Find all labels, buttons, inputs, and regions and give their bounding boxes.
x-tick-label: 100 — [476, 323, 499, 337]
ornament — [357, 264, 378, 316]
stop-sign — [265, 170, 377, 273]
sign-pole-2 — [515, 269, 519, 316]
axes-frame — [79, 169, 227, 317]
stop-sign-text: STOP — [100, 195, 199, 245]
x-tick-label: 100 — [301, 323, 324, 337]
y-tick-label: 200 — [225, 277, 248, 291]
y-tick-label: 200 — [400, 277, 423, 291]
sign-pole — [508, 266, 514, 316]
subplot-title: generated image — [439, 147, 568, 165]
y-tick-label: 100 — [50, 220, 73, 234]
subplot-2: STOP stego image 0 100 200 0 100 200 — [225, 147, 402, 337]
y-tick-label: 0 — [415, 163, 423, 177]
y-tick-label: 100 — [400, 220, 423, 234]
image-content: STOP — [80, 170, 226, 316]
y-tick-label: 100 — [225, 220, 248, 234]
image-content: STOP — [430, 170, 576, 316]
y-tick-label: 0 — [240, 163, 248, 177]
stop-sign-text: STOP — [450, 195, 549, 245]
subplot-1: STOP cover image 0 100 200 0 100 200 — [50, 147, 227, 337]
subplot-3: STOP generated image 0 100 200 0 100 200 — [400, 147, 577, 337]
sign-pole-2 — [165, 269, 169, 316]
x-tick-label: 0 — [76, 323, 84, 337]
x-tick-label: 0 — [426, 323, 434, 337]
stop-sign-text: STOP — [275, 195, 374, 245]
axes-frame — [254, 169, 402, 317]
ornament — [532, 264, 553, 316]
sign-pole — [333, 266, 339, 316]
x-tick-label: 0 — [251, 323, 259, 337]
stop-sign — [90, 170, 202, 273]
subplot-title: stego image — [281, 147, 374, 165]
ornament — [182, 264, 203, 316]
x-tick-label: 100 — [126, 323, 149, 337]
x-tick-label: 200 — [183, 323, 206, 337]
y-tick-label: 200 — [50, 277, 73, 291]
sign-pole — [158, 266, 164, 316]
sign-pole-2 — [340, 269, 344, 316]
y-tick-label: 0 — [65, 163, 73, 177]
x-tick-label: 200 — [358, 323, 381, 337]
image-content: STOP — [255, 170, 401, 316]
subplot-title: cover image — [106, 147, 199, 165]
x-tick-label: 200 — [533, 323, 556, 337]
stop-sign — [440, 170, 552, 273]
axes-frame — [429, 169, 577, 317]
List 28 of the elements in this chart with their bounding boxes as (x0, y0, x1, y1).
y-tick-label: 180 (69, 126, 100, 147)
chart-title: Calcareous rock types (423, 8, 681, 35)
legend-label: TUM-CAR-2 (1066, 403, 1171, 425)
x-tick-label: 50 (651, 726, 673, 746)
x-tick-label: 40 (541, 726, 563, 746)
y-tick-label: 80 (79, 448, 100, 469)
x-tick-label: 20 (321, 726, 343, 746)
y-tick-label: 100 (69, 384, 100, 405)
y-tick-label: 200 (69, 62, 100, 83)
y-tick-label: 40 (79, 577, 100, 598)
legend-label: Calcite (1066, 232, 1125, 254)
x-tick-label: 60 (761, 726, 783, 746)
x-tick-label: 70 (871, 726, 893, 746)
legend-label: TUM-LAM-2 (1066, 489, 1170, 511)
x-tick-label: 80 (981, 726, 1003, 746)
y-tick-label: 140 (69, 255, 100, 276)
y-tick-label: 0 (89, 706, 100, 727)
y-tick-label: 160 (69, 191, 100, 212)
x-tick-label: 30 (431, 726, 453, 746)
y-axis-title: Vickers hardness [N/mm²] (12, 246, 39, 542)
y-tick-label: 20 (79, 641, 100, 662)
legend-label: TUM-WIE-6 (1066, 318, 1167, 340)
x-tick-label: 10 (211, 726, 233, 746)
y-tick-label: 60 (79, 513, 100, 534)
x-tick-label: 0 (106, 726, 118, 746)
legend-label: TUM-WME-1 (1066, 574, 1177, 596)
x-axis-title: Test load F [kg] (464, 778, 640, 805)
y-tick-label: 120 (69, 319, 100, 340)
_ _ _
▶ WHAT NEEDS TO BE DONE: Please rewrite all the entries above, replacing every occurrence of "ornament" with "decoration" and leaving everything else unchanged.

▶ ANSWER TO THE EXERCISE:
Find all labels, buttons, inputs, and regions and give their bounding boxes.
x-tick-label: 100 — [476, 323, 499, 337]
decoration — [357, 264, 378, 316]
stop-sign — [265, 170, 377, 273]
sign-pole-2 — [515, 269, 519, 316]
axes-frame — [79, 169, 227, 317]
stop-sign-text: STOP — [100, 195, 199, 245]
x-tick-label: 100 — [301, 323, 324, 337]
y-tick-label: 200 — [225, 277, 248, 291]
y-tick-label: 200 — [400, 277, 423, 291]
sign-pole — [508, 266, 514, 316]
subplot-title: generated image — [439, 147, 568, 165]
y-tick-label: 100 — [50, 220, 73, 234]
subplot-2: STOP stego image 0 100 200 0 100 200 — [225, 147, 402, 337]
y-tick-label: 0 — [415, 163, 423, 177]
y-tick-label: 100 — [400, 220, 423, 234]
image-content: STOP — [80, 170, 226, 316]
y-tick-label: 100 — [225, 220, 248, 234]
image-content: STOP — [430, 170, 576, 316]
y-tick-label: 0 — [240, 163, 248, 177]
stop-sign-text: STOP — [450, 195, 549, 245]
subplot-1: STOP cover image 0 100 200 0 100 200 — [50, 147, 227, 337]
subplot-3: STOP generated image 0 100 200 0 100 200 — [400, 147, 577, 337]
sign-pole-2 — [165, 269, 169, 316]
x-tick-label: 0 — [76, 323, 84, 337]
x-tick-label: 0 — [426, 323, 434, 337]
stop-sign-text: STOP — [275, 195, 374, 245]
axes-frame — [254, 169, 402, 317]
decoration — [532, 264, 553, 316]
sign-pole — [333, 266, 339, 316]
x-tick-label: 0 — [251, 323, 259, 337]
stop-sign — [90, 170, 202, 273]
subplot-title: stego image — [281, 147, 374, 165]
decoration — [182, 264, 203, 316]
x-tick-label: 100 — [126, 323, 149, 337]
x-tick-label: 200 — [183, 323, 206, 337]
y-tick-label: 200 — [50, 277, 73, 291]
sign-pole — [158, 266, 164, 316]
sign-pole-2 — [340, 269, 344, 316]
y-tick-label: 0 — [65, 163, 73, 177]
x-tick-label: 200 — [358, 323, 381, 337]
image-content: STOP — [255, 170, 401, 316]
subplot-title: cover image — [106, 147, 199, 165]
x-tick-label: 200 — [533, 323, 556, 337]
stop-sign — [440, 170, 552, 273]
axes-frame — [429, 169, 577, 317]
List 28 of the elements in this chart with their bounding boxes as (x0, y0, x1, y1).
y-tick-label: 180 (69, 126, 100, 147)
chart-title: Calcareous rock types (423, 8, 681, 35)
legend-label: TUM-CAR-2 (1066, 403, 1171, 425)
x-tick-label: 50 (651, 726, 673, 746)
x-tick-label: 40 (541, 726, 563, 746)
y-tick-label: 80 (79, 448, 100, 469)
x-tick-label: 20 (321, 726, 343, 746)
y-tick-label: 100 (69, 384, 100, 405)
y-tick-label: 200 (69, 62, 100, 83)
y-tick-label: 40 (79, 577, 100, 598)
legend-label: Calcite (1066, 232, 1125, 254)
x-tick-label: 60 (761, 726, 783, 746)
x-tick-label: 70 (871, 726, 893, 746)
legend-label: TUM-LAM-2 (1066, 489, 1170, 511)
x-tick-label: 80 (981, 726, 1003, 746)
y-tick-label: 140 (69, 255, 100, 276)
y-tick-label: 0 (89, 706, 100, 727)
y-tick-label: 160 (69, 191, 100, 212)
x-tick-label: 30 (431, 726, 453, 746)
y-axis-title: Vickers hardness [N/mm²] (12, 246, 39, 542)
y-tick-label: 20 (79, 641, 100, 662)
legend-label: TUM-WIE-6 (1066, 318, 1167, 340)
x-tick-label: 10 (211, 726, 233, 746)
y-tick-label: 60 (79, 513, 100, 534)
x-tick-label: 0 (106, 726, 118, 746)
legend-label: TUM-WME-1 (1066, 574, 1177, 596)
x-axis-title: Test load F [kg] (464, 778, 640, 805)
y-tick-label: 120 (69, 319, 100, 340)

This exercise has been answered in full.